* Objective *
Show every line in the entries below where the word "software" appears.

* Data section *

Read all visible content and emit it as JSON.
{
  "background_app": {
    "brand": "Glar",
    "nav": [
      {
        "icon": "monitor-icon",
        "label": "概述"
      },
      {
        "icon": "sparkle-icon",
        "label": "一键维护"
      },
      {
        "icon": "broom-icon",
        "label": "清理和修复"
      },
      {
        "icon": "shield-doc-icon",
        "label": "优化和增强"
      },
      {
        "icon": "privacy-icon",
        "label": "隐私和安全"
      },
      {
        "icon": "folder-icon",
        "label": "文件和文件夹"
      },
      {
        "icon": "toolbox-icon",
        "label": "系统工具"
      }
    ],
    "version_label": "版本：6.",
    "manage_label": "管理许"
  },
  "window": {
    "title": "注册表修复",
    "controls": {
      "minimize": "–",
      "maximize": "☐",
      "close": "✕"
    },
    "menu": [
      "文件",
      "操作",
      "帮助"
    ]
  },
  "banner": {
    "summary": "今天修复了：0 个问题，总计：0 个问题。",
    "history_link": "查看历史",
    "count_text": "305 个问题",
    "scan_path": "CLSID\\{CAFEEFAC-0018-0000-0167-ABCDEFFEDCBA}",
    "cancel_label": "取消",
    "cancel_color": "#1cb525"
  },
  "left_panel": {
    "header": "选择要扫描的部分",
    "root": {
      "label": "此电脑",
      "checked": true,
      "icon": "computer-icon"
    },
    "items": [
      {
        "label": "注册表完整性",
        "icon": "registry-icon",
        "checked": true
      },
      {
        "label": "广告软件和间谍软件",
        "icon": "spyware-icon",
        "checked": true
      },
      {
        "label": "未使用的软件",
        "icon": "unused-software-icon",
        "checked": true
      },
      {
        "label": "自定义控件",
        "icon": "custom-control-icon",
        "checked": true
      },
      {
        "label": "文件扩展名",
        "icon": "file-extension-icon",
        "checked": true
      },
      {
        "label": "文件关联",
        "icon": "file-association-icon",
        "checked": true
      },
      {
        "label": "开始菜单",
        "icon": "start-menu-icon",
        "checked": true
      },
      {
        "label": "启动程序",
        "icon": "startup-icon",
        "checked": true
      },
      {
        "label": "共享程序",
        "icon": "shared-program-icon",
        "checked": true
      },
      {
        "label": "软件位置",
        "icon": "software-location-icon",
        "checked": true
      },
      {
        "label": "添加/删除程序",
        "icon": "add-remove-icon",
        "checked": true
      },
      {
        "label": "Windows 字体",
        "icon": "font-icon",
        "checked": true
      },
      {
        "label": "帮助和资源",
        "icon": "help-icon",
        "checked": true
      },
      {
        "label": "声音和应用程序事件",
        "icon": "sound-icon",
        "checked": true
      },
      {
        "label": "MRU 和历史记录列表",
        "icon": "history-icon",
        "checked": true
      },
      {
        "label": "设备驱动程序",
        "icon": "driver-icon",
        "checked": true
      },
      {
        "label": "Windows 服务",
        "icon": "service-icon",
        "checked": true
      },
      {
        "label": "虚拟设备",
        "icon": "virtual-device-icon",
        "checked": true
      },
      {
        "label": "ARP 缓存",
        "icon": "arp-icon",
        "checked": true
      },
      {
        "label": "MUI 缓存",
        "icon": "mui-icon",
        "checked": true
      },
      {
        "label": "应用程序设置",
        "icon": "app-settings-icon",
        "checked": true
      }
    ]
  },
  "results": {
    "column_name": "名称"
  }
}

* Solved exercise *
        "icon": "unused-software-icon",
        "icon": "software-location-icon",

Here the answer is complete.